Gather every line that includes the word "text", please.

-----

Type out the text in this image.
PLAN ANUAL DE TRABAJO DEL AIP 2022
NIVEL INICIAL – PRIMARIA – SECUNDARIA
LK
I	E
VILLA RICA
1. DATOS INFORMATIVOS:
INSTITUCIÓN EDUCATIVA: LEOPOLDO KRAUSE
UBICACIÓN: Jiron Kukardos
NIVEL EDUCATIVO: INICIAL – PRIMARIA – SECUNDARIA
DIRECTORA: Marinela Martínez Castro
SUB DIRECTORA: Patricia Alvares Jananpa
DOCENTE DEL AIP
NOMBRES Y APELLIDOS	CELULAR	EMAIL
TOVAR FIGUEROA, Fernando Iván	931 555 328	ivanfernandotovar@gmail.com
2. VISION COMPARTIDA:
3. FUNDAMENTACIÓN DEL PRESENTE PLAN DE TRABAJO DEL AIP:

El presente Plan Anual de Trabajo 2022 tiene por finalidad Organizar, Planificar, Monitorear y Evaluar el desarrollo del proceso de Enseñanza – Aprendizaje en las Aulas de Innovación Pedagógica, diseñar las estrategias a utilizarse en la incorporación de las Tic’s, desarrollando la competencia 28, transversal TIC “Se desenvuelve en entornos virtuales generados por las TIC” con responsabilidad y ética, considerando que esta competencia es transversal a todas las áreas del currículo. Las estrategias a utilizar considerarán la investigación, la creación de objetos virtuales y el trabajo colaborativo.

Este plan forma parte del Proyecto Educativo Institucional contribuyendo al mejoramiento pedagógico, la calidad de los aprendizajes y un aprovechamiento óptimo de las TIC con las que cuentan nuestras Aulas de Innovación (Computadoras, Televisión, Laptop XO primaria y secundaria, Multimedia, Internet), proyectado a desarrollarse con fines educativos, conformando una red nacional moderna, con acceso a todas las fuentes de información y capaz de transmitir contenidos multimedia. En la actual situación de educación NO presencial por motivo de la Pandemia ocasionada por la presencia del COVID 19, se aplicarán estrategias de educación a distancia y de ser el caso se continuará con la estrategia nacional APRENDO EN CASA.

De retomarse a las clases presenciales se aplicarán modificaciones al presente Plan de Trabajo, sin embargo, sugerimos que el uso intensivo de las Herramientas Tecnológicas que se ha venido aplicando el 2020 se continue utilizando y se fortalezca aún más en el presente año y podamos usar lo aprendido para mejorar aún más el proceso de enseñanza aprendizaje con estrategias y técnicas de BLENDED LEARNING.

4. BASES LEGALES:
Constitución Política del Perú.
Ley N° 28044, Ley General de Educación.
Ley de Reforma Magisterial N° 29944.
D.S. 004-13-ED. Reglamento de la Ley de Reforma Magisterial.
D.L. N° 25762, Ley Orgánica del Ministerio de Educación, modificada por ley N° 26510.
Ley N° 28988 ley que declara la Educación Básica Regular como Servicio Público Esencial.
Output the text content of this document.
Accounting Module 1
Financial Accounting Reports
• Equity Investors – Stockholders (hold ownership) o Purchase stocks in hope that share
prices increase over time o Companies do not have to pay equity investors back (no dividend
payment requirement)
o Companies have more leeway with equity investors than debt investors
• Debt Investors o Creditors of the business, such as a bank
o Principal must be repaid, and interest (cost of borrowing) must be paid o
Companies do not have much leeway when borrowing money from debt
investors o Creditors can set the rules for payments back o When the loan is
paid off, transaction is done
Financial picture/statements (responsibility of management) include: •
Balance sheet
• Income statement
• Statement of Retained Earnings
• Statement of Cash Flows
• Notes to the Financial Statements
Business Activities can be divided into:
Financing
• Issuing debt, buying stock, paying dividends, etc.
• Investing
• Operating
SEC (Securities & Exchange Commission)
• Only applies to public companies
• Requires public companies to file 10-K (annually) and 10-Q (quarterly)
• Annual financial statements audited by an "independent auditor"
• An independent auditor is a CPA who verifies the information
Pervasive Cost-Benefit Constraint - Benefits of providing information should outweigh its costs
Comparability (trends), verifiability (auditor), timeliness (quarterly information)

-----

TASK SOLUTION ▸
Type out the text in this image.
Output the text content of this document.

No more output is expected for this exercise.